══ RECORD EXCERPTS ══

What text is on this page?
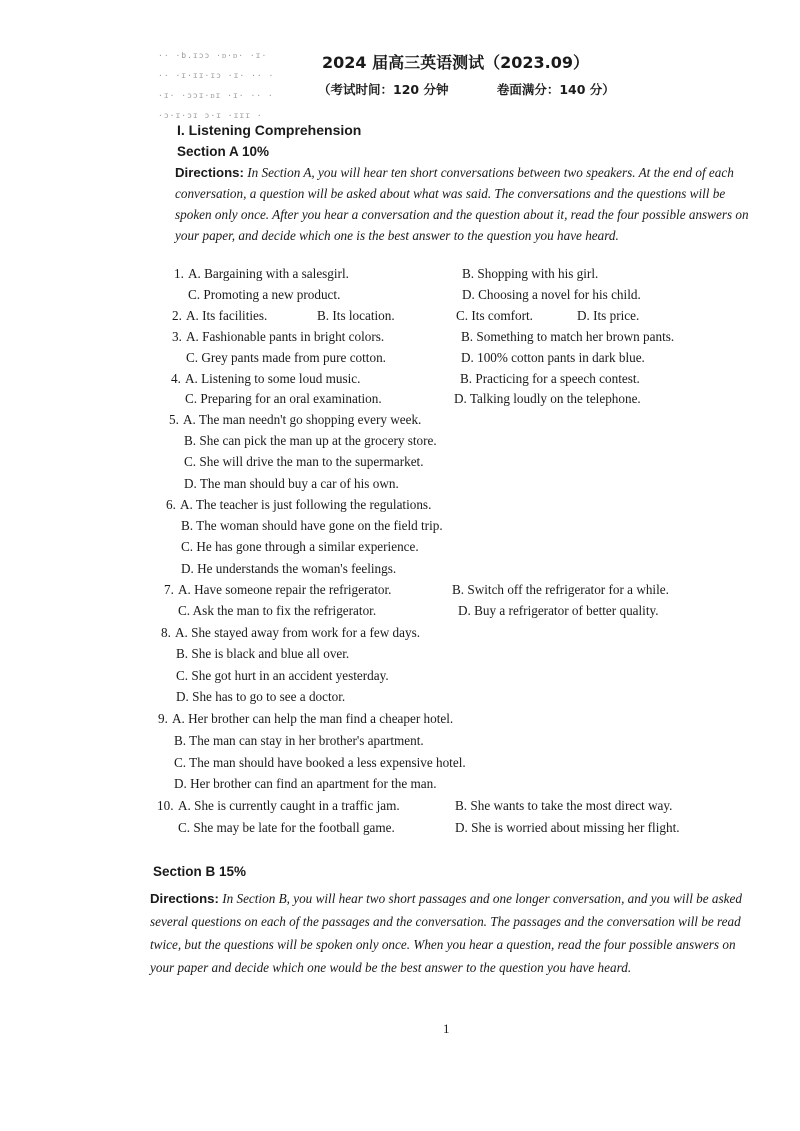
·· ·b.ɪɔɔ ·ᴅ·ᴅ· ·ɪ·
·· ·ɪ·ɪɪ·ɪɔ ·ɪ· ·· ·
·ɪ· ·ɔɔɪ·ᴅɪ ·ɪ· ·· ·
·ɔ·ɪ·ɔɪ ɔ·ɪ ·ɪɪɪ ·
2024 届高三英语测试（2023.09）
（考试时间：120 分钟	卷面满分：140 分）
I. Listening Comprehension
Section A 10%
Directions: In Section A, you will hear ten short conversations between two speakers. At the end of each conversation, a question will be asked about what was said. The conversations and the questions will be spoken only once. After you hear a conversation and the question about it, read the four possible answers on your paper, and decide which one is the best answer to the question you have heard.
1. A. Bargaining with a salesgirl.	B. Shopping with his girl.
C. Promoting a new product.	D. Choosing a novel for his child.
2. A. Its facilities.	B. Its location.	C. Its comfort.	D. Its price.
3. A. Fashionable pants in bright colors.	B. Something to match her brown pants.
C. Grey pants made from pure cotton.	D. 100% cotton pants in dark blue.
4. A. Listening to some loud music.	B. Practicing for a speech contest.
C. Preparing for an oral examination.	D. Talking loudly on the telephone.
5. A. The man needn't go shopping every week.
B. She can pick the man up at the grocery store.
C. She will drive the man to the supermarket.
D. The man should buy a car of his own.
6. A. The teacher is just following the regulations.
B. The woman should have gone on the field trip.
C. He has gone through a similar experience.
D. He understands the woman's feelings.
7. A. Have someone repair the refrigerator.	B. Switch off the refrigerator for a while.
C. Ask the man to fix the refrigerator.	D. Buy a refrigerator of better quality.
8. A. She stayed away from work for a few days.
B. She is black and blue all over.
C. She got hurt in an accident yesterday.
D. She has to go to see a doctor.
9. A. Her brother can help the man find a cheaper hotel.
B. The man can stay in her brother's apartment.
C. The man should have booked a less expensive hotel.
D. Her brother can find an apartment for the man.
10. A. She is currently caught in a traffic jam.	B. She wants to take the most direct way.
C. She may be late for the football game.	D. She is worried about missing her flight.
Section B 15%
Directions: In Section B, you will hear two short passages and one longer conversation, and you will be asked several questions on each of the passages and the conversation. The passages and the conversation will be read twice, but the questions will be spoken only once. When you hear a question, read the four possible answers on your paper and decide which one would be the best answer to the question you have heard.
1
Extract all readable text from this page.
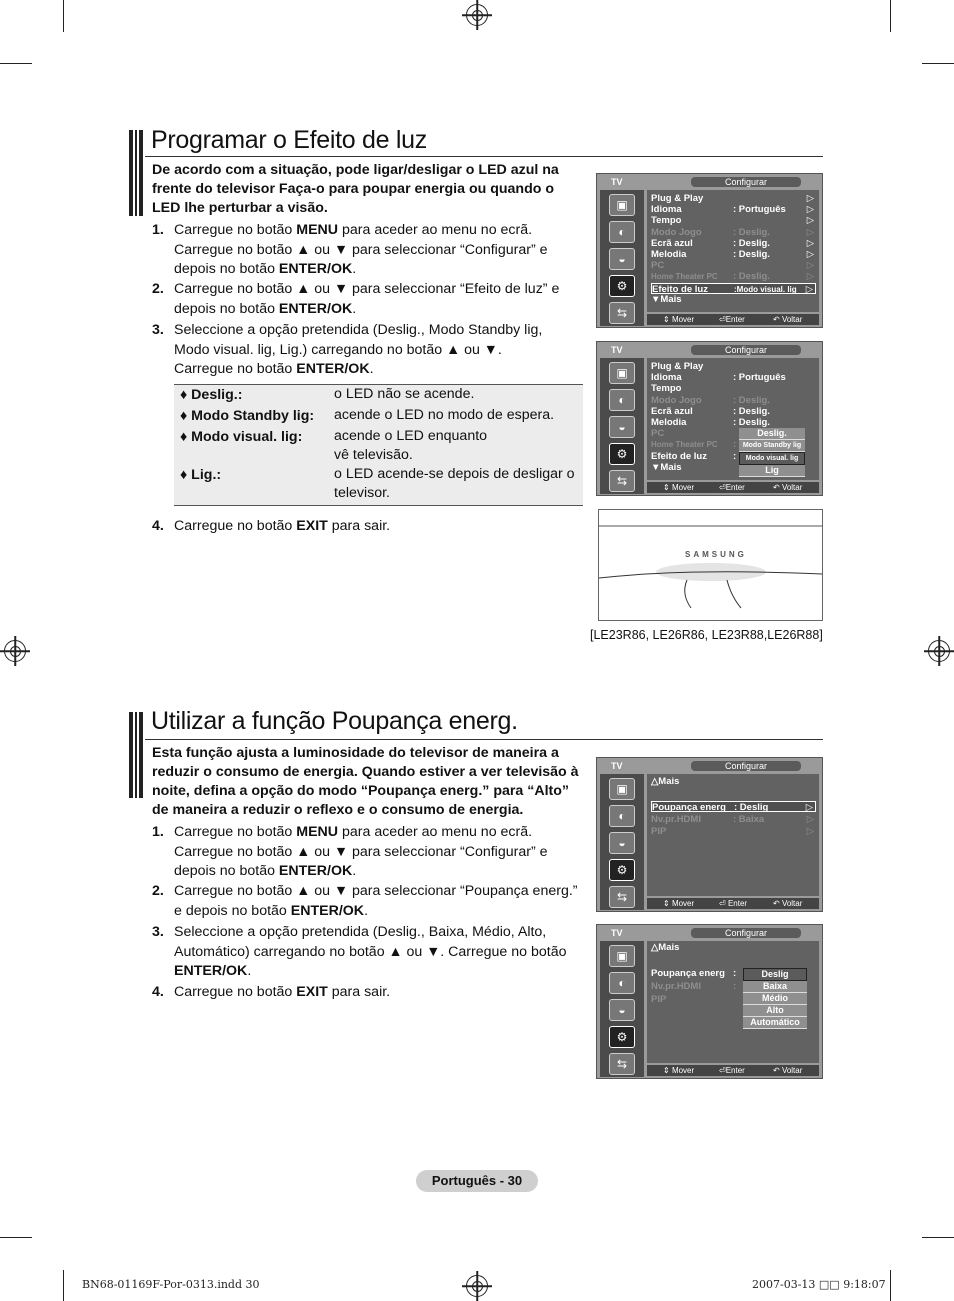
Programar o Efeito de luz
De acordo com a situação, pode ligar/desligar o LED azul na
frente do televisor Faça-o para poupar energia ou quando o
LED lhe perturbar a visão.
1. Carregue no botão MENU para aceder ao menu no ecrã.
Carregue no botão ▲ ou ▼ para seleccionar “Configurar” e
depois no botão ENTER/OK.
2. Carregue no botão ▲ ou ▼ para seleccionar “Efeito de luz” e
depois no botão ENTER/OK.
3. Seleccione a opção pretendida (Deslig., Modo Standby lig,
Modo visual. lig, Lig.) carregando no botão ▲ ou ▼.
Carregue no botão ENTER/OK.
♦ Deslig.:	o LED não se acende.
♦ Modo Standby lig: acende o LED no modo de espera.
♦ Modo visual. lig: acende o LED enquanto
vê televisão.
♦ Lig.:	o LED acende-se depois de desligar o
televisor.
4. Carregue no botão EXIT para sair.
TV	Configurar
▣
◐
◒
⚙
⇆	⇕ Mover	⏎Enter	↶ Voltar
Plug & Play	▷
Idioma	: Português ▷
Tempo	▷
Modo Jogo	: Deslig.	▷
Ecrã azul	: Deslig.	▷
Melodia	: Deslig.	▷
PC	▷
Home Theater PC : Deslig.	▷
Efeito de luz	:Modo visual. lig ▷
▼Mais
TV	Configurar
▣
◐
◒
⚙
⇆
Deslig.
Modo Standby lig
Modo visual. lig
Lig
⇕ Mover	⏎Enter	↶ Voltar
Plug & Play
Idioma	: Português
Tempo
Modo Jogo	: Deslig.
Ecrã azul	: Deslig.
Melodia	: Deslig.
PC
Home Theater PC :
Efeito de luz	:
▼Mais
SAMSUNG
[LE23R86, LE26R86, LE23R88,LE26R88]
Utilizar a função Poupança energ.
Esta função ajusta a luminosidade do televisor de maneira a
reduzir o consumo de energia. Quando estiver a ver televisão à
noite, defina a opção do modo “Poupança energ.” para “Alto”
de maneira a reduzir o reflexo e o consumo de energia.
1. Carregue no botão MENU para aceder ao menu no ecrã.
Carregue no botão ▲ ou ▼ para seleccionar “Configurar” e
depois no botão ENTER/OK.
2. Carregue no botão ▲ ou ▼ para seleccionar “Poupança energ.”
e depois no botão ENTER/OK.
3. Seleccione a opção pretendida (Deslig., Baixa, Médio, Alto,
Automático) carregando no botão ▲ ou ▼. Carregue no botão
ENTER/OK.
4. Carregue no botão EXIT para sair.
TV	Configurar
▣
◐
◒
⚙
⇆	⇕ Mover	⏎ Enter	↶ Voltar
△Mais
Poupança energ : Deslig	▷
Nv.pr.HDMI	: Baixa	▷
PIP	▷
TV	Configurar
▣
◐
◒
⚙
⇆
Deslig
Baixa
Médio
Alto
Automático
⇕ Mover	⏎Enter	↶ Voltar
△Mais
Poupança energ :
Nv.pr.HDMI	:
PIP
Português - 30
BN68-01169F-Por-0313.indd 30	2007-03-13 □□ 9:18:07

═══

- _EXERCISE_: Pull every line containing the word "refrigerator" out of the entries above.

- _RESULT OF THE TASK_:
7. A. Have someone repair the refrigerator.	B. Switch off the refrigerator for a while.
C. Ask the man to fix the refrigerator.	D. Buy a refrigerator of better quality.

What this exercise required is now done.